** start Text provided **

Review | THE CALL: The Spiritual Realism of Sargent Shriver



The Call: The Spiritual Realism of Sargent Shriver
by Jamie Price
336 pages
SSPI Press
March 2023
$11.49 (Kindle); $22.00 (Paperback)


The Call looks at the role of the spirit in the life and work of one of the most accomplished American peacebuilders of the 20th twentieth century, Robert Sargent Shriver (1915-2011), founder of the Peace Corps and architect of the War on Poverty. Author Jamie Price knew Shriver personally and served as the Founding Director of several programs dedicated to understanding and advancing Shriver’s approach to leadership and peacebuilding.

The Call is an imagined dialogue between Sargent Shriver and the character of Didymus about the role of the spirit in Shriver’s efforts to build peace. Its title alludes to the pivotal moment when Shriver received the phone call from his brother-in-law, the newly-inaugurated President John F. Kennedy, asking him to be Director of the as-yet-nonexistent Peace Corps. This “true conversation that never happened”, informed by Shriver’s hundreds of speeches, philosophers and theologians who inspired him, and conversations between Shriver and the author, is an intimate, unique, often funny exchange about the inner workings of a mind always questioning the relationship between spirit and social action. A must-read for aspiring leaders, innovators, and peacebuilders seeking to redress contemporary challenges to human dignity and security, The Call invites readers to navigate conflict and nurture human connection with creativity and compassion.

** end Text provided **
** start Data lines **

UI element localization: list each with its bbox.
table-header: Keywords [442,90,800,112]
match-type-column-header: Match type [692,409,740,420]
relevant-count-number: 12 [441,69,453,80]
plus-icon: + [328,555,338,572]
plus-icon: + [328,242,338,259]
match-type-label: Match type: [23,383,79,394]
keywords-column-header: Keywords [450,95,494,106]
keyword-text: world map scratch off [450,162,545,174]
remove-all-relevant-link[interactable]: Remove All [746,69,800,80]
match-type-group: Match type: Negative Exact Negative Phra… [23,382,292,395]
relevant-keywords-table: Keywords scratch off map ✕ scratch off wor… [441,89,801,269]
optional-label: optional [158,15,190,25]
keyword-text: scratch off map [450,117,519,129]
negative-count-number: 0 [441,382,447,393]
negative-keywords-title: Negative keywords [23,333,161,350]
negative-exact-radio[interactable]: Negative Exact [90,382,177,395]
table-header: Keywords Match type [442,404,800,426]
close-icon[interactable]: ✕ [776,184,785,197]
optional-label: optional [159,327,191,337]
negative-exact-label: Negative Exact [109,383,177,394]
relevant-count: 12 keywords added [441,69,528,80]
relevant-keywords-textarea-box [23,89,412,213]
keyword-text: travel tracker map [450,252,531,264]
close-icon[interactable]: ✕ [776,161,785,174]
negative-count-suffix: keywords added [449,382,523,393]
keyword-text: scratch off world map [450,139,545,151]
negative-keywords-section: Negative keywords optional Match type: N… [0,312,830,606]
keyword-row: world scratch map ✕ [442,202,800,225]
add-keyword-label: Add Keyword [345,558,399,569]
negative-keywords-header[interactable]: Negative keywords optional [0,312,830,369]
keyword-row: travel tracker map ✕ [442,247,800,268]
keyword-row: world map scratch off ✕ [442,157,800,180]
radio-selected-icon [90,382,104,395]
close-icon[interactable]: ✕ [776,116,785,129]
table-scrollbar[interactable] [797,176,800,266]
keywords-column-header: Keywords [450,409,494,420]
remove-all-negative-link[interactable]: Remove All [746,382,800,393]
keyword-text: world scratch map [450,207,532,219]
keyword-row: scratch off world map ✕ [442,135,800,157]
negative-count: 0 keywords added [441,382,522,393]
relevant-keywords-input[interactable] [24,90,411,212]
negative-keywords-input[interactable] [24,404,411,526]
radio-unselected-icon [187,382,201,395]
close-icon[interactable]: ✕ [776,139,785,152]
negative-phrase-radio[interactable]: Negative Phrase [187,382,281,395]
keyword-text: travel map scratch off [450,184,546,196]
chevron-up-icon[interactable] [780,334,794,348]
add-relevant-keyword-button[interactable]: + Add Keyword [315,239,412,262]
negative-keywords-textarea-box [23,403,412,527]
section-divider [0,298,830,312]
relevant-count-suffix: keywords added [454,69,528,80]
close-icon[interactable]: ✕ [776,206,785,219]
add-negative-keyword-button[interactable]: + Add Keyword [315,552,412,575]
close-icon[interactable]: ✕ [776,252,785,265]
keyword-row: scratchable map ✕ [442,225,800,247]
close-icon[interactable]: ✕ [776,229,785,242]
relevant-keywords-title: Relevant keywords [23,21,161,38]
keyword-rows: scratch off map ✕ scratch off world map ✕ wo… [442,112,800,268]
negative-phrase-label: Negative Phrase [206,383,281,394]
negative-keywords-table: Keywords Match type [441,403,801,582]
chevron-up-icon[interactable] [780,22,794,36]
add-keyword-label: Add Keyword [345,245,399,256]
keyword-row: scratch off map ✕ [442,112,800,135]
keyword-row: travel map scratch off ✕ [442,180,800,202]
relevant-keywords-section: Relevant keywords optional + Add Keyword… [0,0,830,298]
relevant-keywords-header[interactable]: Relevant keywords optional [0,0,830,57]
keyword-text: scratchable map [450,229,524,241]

** end Data lines **

# The problem
Resume the review of The Call, the book on Sargent Shriver's spiritual realism, picking up after its final sentence. The entries play no role here.

# Output for this exercise
Since Jamie Price’s background is in philosophy, he’s drawing on the Socratic tradition to convey Sargent Shriver’s approach. Jamie refers to it as a “true conversation that never happened”. Sargent Shriver’s voice is reconstructed from his speeches and from past conversations that Jamie had with Sarge. Didymus is fictional. The name Didymus is connected to the name “Thomas”, as in the apostle Thomas, who doubted that Jesus had risen from death and asked for proof. Jamie says that Sargent Shriver referred to Thomas as “empirical Thomas” rather than “doubting Thomas” because he sought out facts to confirm what he was being told. The idea is that Didymus is looking up to Sargent Shriver as a mentor and wants to understand in detail what motivated Sargent Shriver and how he was able to do what he did.

Jamie Price is the Founding Director of the Sargent Shriver Peace Institute, which he led for its first twenty years. He has held faculty positions in religion, philosophy, and conflict resolution at Georgia State University, The Catholic University of America, George Mason University, and the University of Chicago. Jamie lives and works in New York City.

Charles Hefling taught theology, philosophy, and Great Books for thirty years as a professor at Boston College. He has translated and edited works of Bernard Lonergan and served as Editor-in-Chief of The Anglican Theological Review. His most recent book is The Book of Common Prayer: A Guide (Oxford, 2021). Charles lives and works in Cambridge, Massachusetts.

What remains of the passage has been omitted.